● **GIVEN TASK**:
Reply with one number: the count of lines in the listing that contain the string "this".

(Stored data)
....................

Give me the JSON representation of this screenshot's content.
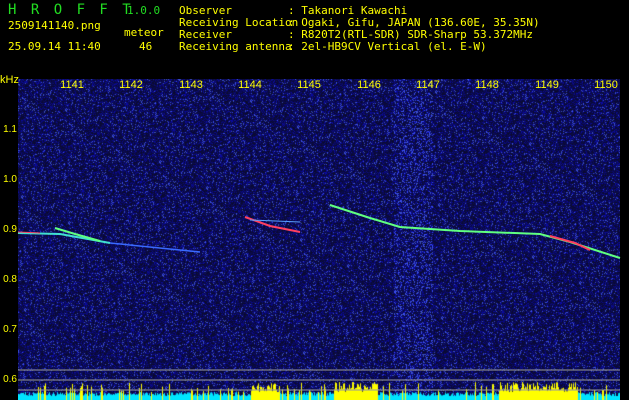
{
  "app": {
    "name": "H R O F F T",
    "version": "1.0.0"
  },
  "file": {
    "name": "2509141140.png",
    "datetime": "25.09.14 11:40"
  },
  "meteor": {
    "label": "meteor",
    "count": "46"
  },
  "info": [
    {
      "label": "Observer",
      "value": ": Takanori Kawachi"
    },
    {
      "label": "Receiving Location",
      "value": ": Ogaki, Gifu, JAPAN (136.60E, 35.35N)"
    },
    {
      "label": "Receiver",
      "value": ": R820T2(RTL-SDR) SDR-Sharp 53.372MHz"
    },
    {
      "label": "Receiving antenna",
      "value": ": 2el-HB9CV Vertical (el. E-W)"
    }
  ],
  "axis": {
    "unit": "kHz",
    "x_ticks": [
      "1141",
      "1142",
      "1143",
      "1144",
      "1145",
      "1146",
      "1147",
      "1148",
      "1149",
      "1150"
    ],
    "y_ticks": [
      "1.1",
      "1.0",
      "0.9",
      "0.8",
      "0.7",
      "0.6"
    ]
  },
  "colors": {
    "background": "#000000",
    "text": "#ffff00",
    "title": "#22dd22",
    "noise": "#1a1a9a",
    "histogram_base": "#00e5ff",
    "histogram_peak": "#ffff00"
  }
}
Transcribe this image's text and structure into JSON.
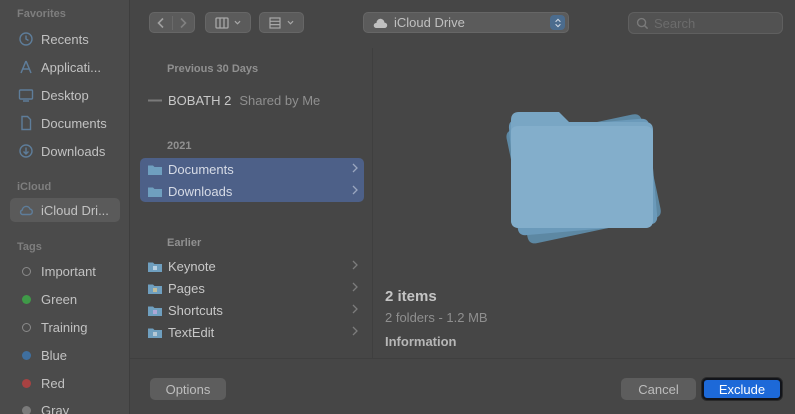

....................

● **EXPECTED ANSWER**:
2